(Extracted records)

--- Start ---

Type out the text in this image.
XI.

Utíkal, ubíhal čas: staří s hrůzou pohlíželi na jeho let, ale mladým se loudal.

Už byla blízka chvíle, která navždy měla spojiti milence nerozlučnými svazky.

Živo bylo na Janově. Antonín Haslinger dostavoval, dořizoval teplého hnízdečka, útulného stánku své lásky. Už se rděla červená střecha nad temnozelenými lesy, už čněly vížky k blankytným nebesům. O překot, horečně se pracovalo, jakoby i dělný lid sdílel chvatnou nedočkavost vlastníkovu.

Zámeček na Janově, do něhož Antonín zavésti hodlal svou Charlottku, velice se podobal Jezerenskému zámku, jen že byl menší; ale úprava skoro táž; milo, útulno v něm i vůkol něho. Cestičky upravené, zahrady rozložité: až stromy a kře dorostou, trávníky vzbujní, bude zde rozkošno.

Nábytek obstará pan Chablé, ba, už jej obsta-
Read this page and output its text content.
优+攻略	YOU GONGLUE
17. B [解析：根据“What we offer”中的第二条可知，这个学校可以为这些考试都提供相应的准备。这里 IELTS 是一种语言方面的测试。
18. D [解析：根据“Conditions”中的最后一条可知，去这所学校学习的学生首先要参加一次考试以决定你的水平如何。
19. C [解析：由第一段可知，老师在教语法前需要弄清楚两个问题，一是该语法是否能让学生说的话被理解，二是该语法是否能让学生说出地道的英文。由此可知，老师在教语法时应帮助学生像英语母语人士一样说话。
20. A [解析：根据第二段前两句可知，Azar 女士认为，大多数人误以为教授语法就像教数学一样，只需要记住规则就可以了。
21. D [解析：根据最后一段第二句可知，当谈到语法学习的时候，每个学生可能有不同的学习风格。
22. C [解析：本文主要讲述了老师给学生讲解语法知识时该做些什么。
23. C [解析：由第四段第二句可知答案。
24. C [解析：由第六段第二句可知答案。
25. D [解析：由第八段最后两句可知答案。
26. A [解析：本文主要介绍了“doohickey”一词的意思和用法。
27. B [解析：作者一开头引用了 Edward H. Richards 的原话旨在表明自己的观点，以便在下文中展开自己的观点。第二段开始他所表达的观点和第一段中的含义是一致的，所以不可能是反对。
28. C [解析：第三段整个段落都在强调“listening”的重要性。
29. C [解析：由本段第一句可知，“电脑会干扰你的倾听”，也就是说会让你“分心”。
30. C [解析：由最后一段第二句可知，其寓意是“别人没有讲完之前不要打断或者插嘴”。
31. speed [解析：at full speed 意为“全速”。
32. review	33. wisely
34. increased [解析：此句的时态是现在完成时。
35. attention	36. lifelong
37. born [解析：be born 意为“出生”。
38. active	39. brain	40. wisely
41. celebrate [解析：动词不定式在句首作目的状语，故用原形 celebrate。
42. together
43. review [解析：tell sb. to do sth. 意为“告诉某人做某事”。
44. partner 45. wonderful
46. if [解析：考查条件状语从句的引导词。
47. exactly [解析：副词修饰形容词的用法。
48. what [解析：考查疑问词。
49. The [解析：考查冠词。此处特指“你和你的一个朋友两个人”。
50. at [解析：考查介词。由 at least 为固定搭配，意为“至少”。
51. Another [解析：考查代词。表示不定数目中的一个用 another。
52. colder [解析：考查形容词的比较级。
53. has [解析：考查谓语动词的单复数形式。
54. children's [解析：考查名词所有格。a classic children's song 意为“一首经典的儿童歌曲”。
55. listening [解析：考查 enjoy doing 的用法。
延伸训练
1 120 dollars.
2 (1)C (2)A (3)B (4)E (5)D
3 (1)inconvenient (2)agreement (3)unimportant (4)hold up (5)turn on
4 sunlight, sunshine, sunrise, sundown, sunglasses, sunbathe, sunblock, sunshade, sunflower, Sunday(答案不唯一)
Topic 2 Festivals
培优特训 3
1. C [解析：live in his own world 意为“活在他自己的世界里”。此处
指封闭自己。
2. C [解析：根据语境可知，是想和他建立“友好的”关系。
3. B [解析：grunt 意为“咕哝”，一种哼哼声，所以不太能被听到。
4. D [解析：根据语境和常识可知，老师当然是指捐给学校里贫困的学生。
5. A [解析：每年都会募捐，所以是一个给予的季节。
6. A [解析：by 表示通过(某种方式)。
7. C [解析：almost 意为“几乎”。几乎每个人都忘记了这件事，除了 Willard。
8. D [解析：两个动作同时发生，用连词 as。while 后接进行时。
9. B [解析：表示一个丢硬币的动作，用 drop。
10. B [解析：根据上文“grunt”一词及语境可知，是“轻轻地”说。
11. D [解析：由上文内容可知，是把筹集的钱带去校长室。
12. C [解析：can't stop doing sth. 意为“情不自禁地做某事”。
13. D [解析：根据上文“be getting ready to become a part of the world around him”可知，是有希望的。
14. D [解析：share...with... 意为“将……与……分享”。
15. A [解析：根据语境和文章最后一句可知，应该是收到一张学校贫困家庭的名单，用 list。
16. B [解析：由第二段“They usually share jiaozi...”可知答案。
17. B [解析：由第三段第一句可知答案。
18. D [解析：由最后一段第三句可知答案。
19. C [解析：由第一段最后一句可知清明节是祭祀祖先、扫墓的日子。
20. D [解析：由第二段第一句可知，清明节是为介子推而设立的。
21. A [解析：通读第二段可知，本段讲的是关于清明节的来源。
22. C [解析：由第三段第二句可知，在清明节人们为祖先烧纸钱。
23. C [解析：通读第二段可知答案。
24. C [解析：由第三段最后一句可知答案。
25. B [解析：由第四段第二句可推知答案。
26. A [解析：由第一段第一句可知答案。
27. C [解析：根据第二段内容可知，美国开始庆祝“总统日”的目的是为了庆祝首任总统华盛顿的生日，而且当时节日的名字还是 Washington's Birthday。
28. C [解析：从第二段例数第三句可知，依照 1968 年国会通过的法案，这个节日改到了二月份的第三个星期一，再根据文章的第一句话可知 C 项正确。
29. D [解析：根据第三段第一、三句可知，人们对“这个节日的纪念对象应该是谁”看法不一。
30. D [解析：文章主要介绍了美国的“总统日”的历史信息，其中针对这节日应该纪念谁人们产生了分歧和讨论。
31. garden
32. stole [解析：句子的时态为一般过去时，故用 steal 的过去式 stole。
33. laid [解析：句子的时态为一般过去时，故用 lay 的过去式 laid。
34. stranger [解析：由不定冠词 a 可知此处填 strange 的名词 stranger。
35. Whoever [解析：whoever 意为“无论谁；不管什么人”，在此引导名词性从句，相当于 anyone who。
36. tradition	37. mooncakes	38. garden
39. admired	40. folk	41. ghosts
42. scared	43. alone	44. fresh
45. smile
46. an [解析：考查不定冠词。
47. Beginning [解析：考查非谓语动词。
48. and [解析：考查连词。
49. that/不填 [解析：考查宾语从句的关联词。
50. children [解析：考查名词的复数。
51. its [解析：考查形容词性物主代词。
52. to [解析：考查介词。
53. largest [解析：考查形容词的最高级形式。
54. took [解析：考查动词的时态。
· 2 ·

--- End ---

**Exercise**
Check each line of the entries above, and show every one holding the word "review".

**Answer for this exercise**
32. review	33. wisely
43. review [解析：tell sb. to do sth. 意为“告诉某人做某事”。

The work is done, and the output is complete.